Problem requirements — Every record below is to be retyped exactly.

Records about charts and figures —
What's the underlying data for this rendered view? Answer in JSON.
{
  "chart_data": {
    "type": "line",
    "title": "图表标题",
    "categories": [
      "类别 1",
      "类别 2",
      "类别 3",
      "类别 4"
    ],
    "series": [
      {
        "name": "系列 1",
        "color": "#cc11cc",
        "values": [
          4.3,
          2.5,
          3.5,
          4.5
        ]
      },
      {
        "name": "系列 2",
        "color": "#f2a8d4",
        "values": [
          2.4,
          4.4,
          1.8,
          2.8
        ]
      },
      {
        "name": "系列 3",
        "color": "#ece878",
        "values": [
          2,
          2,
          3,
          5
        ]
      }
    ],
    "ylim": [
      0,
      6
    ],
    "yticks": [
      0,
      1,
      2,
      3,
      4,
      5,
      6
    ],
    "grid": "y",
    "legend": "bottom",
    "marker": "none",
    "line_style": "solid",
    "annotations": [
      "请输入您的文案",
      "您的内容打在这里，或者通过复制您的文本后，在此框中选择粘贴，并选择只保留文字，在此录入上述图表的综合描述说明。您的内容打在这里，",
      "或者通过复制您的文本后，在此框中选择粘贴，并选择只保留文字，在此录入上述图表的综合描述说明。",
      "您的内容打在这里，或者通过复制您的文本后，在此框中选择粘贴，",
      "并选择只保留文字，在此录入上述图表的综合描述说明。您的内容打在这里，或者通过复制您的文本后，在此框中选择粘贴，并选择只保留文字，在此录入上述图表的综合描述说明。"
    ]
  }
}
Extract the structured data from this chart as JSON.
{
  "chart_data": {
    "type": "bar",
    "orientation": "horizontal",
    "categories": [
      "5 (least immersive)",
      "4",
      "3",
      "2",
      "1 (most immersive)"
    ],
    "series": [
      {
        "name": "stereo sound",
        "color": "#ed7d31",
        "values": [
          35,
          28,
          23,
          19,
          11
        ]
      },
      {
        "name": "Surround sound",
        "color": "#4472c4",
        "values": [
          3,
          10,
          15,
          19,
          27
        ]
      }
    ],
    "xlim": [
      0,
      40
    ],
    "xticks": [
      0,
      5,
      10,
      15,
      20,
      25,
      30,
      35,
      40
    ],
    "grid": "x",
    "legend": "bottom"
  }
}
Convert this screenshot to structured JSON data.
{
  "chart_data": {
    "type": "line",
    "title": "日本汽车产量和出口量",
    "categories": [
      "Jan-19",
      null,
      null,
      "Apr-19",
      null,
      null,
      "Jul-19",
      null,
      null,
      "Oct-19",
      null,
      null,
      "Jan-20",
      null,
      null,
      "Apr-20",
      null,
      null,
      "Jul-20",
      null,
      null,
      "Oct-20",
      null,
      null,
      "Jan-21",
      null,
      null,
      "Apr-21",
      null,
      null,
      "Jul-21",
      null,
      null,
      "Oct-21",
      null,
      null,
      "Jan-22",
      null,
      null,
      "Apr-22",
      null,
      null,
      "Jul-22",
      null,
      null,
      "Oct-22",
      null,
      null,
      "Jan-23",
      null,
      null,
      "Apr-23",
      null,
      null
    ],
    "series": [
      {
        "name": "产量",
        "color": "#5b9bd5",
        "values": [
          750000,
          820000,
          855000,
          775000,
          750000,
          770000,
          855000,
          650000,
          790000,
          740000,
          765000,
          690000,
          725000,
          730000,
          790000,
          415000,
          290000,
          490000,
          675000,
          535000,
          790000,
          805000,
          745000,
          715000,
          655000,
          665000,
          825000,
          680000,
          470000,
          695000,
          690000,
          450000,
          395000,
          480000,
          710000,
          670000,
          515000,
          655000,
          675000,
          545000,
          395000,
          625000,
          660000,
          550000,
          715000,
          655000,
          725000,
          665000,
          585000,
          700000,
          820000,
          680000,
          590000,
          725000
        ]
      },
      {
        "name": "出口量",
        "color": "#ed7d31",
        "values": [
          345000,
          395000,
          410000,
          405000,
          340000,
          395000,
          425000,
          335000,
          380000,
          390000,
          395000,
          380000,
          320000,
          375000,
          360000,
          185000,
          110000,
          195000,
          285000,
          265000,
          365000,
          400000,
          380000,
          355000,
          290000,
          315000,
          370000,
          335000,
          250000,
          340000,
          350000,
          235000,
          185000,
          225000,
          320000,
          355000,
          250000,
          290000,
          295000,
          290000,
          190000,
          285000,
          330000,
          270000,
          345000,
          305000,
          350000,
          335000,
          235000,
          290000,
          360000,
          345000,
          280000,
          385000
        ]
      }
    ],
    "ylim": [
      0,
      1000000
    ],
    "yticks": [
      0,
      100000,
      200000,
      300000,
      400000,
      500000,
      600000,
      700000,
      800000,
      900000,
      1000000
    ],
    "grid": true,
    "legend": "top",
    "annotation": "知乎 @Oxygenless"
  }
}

Result of the task —
What's the underlying data for this rendered view? Answer in JSON.
{
  "chart_data": {
    "type": "line",
    "title": "图表标题",
    "categories": [
      "类别 1",
      "类别 2",
      "类别 3",
      "类别 4"
    ],
    "series": [
      {
        "name": "系列 1",
        "color": "#cc11cc",
        "values": [
          4.3,
          2.5,
          3.5,
          4.5
        ]
      },
      {
        "name": "系列 2",
        "color": "#f2a8d4",
        "values": [
          2.4,
          4.4,
          1.8,
          2.8
        ]
      },
      {
        "name": "系列 3",
        "color": "#ece878",
        "values": [
          2,
          2,
          3,
          5
        ]
      }
    ],
    "ylim": [
      0,
      6
    ],
    "yticks": [
      0,
      1,
      2,
      3,
      4,
      5,
      6
    ],
    "grid": "y",
    "legend": "bottom",
    "marker": "none",
    "line_style": "solid",
    "annotations": [
      "请输入您的文案",
      "您的内容打在这里，或者通过复制您的文本后，在此框中选择粘贴，并选择只保留文字，在此录入上述图表的综合描述说明。您的内容打在这里，",
      "或者通过复制您的文本后，在此框中选择粘贴，并选择只保留文字，在此录入上述图表的综合描述说明。",
      "您的内容打在这里，或者通过复制您的文本后，在此框中选择粘贴，",
      "并选择只保留文字，在此录入上述图表的综合描述说明。您的内容打在这里，或者通过复制您的文本后，在此框中选择粘贴，并选择只保留文字，在此录入上述图表的综合描述说明。"
    ]
  }
}
Extract the structured data from this chart as JSON.
{
  "chart_data": {
    "type": "bar",
    "orientation": "horizontal",
    "categories": [
      "5 (least immersive)",
      "4",
      "3",
      "2",
      "1 (most immersive)"
    ],
    "series": [
      {
        "name": "stereo sound",
        "color": "#ed7d31",
        "values": [
          35,
          28,
          23,
          19,
          11
        ]
      },
      {
        "name": "Surround sound",
        "color": "#4472c4",
        "values": [
          3,
          10,
          15,
          19,
          27
        ]
      }
    ],
    "xlim": [
      0,
      40
    ],
    "xticks": [
      0,
      5,
      10,
      15,
      20,
      25,
      30,
      35,
      40
    ],
    "grid": "x",
    "legend": "bottom"
  }
}
Convert this screenshot to structured JSON data.
{
  "chart_data": {
    "type": "line",
    "title": "日本汽车产量和出口量",
    "categories": [
      "Jan-19",
      null,
      null,
      "Apr-19",
      null,
      null,
      "Jul-19",
      null,
      null,
      "Oct-19",
      null,
      null,
      "Jan-20",
      null,
      null,
      "Apr-20",
      null,
      null,
      "Jul-20",
      null,
      null,
      "Oct-20",
      null,
      null,
      "Jan-21",
      null,
      null,
      "Apr-21",
      null,
      null,
      "Jul-21",
      null,
      null,
      "Oct-21",
      null,
      null,
      "Jan-22",
      null,
      null,
      "Apr-22",
      null,
      null,
      "Jul-22",
      null,
      null,
      "Oct-22",
      null,
      null,
      "Jan-23",
      null,
      null,
      "Apr-23",
      null,
      null
    ],
    "series": [
      {
        "name": "产量",
        "color": "#5b9bd5",
        "values": [
          750000,
          820000,
          855000,
          775000,
          750000,
          770000,
          855000,
          650000,
          790000,
          740000,
          765000,
          690000,
          725000,
          730000,
          790000,
          415000,
          290000,
          490000,
          675000,
          535000,
          790000,
          805000,
          745000,
          715000,
          655000,
          665000,
          825000,
          680000,
          470000,
          695000,
          690000,
          450000,
          395000,
          480000,
          710000,
          670000,
          515000,
          655000,
          675000,
          545000,
          395000,
          625000,
          660000,
          550000,
          715000,
          655000,
          725000,
          665000,
          585000,
          700000,
          820000,
          680000,
          590000,
          725000
        ]
      },
      {
        "name": "出口量",
        "color": "#ed7d31",
        "values": [
          345000,
          395000,
          410000,
          405000,
          340000,
          395000,
          425000,
          335000,
          380000,
          390000,
          395000,
          380000,
          320000,
          375000,
          360000,
          185000,
          110000,
          195000,
          285000,
          265000,
          365000,
          400000,
          380000,
          355000,
          290000,
          315000,
          370000,
          335000,
          250000,
          340000,
          350000,
          235000,
          185000,
          225000,
          320000,
          355000,
          250000,
          290000,
          295000,
          290000,
          190000,
          285000,
          330000,
          270000,
          345000,
          305000,
          350000,
          335000,
          235000,
          290000,
          360000,
          345000,
          280000,
          385000
        ]
      }
    ],
    "ylim": [
      0,
      1000000
    ],
    "yticks": [
      0,
      100000,
      200000,
      300000,
      400000,
      500000,
      600000,
      700000,
      800000,
      900000,
      1000000
    ],
    "grid": true,
    "legend": "top",
    "annotation": "知乎 @Oxygenless"
  }
}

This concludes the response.